>>

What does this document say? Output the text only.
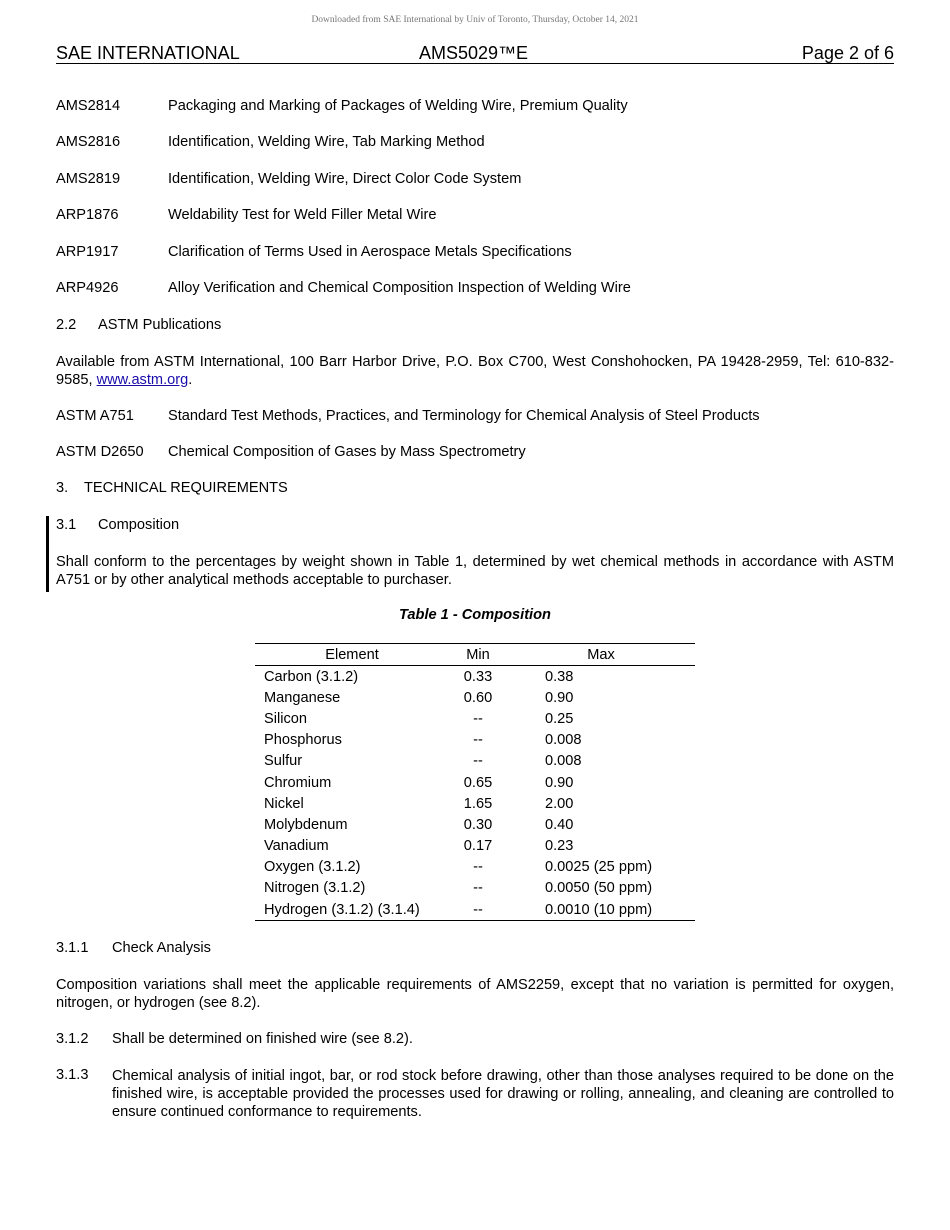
Downloaded from SAE International by Univ of Toronto, Thursday, October 14, 2021
SAE INTERNATIONAL	AMS5029™E	Page 2 of 6
AMS2814	Packaging and Marking of Packages of Welding Wire, Premium Quality
AMS2816	Identification, Welding Wire, Tab Marking Method
AMS2819	Identification, Welding Wire, Direct Color Code System
ARP1876	Weldability Test for Weld Filler Metal Wire
ARP1917	Clarification of Terms Used in Aerospace Metals Specifications
ARP4926	Alloy Verification and Chemical Composition Inspection of Welding Wire
2.2 ASTM Publications
Available from ASTM International, 100 Barr Harbor Drive, P.O. Box C700, West Conshohocken, PA 19428-2959, Tel: 610-832-9585, www.astm.org.
ASTM A751 Standard Test Methods, Practices, and Terminology for Chemical Analysis of Steel Products
ASTM D2650 Chemical Composition of Gases by Mass Spectrometry
3. TECHNICAL REQUIREMENTS
3.1 Composition
Shall conform to the percentages by weight shown in Table 1, determined by wet chemical methods in accordance with ASTM A751 or by other analytical methods acceptable to purchaser.
Table 1 - Composition
Element	Min	Max
Carbon (3.1.2)	0.33	0.38
Manganese	0.60	0.90
Silicon	--	0.25
Phosphorus	--	0.008
Sulfur	--	0.008
Chromium	0.65	0.90
Nickel	1.65	2.00
Molybdenum	0.30	0.40
Vanadium	0.17	0.23
Oxygen (3.1.2)	--	0.0025 (25 ppm)
Nitrogen (3.1.2)	--	0.0050 (50 ppm)
Hydrogen (3.1.2) (3.1.4)	--	0.0010 (10 ppm)
3.1.1 Check Analysis
Composition variations shall meet the applicable requirements of AMS2259, except that no variation is permitted for oxygen, nitrogen, or hydrogen (see 8.2).
3.1.2 Shall be determined on finished wire (see 8.2).
3.1.3 Chemical analysis of initial ingot, bar, or rod stock before drawing, other than those analyses required to be done on the finished wire, is acceptable provided the processes used for drawing or rolling, annealing, and cleaning are controlled to ensure continued conformance to requirements.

<<

◆ TASK TO CARRY OUT: Locate the word "other" in the records and collect each line it appears in.

◆ SOLVED EXERCISE:
Shall conform to the percentages by weight shown in Table 1, determined by wet chemical methods in accordance with ASTM A751 or by other analytical methods acceptable to purchaser.
3.1.3 Chemical analysis of initial ingot, bar, or rod stock before drawing, other than those analyses required to be done on the finished wire, is acceptable provided the processes used for drawing or rolling, annealing, and cleaning are controlled to ensure continued conformance to requirements.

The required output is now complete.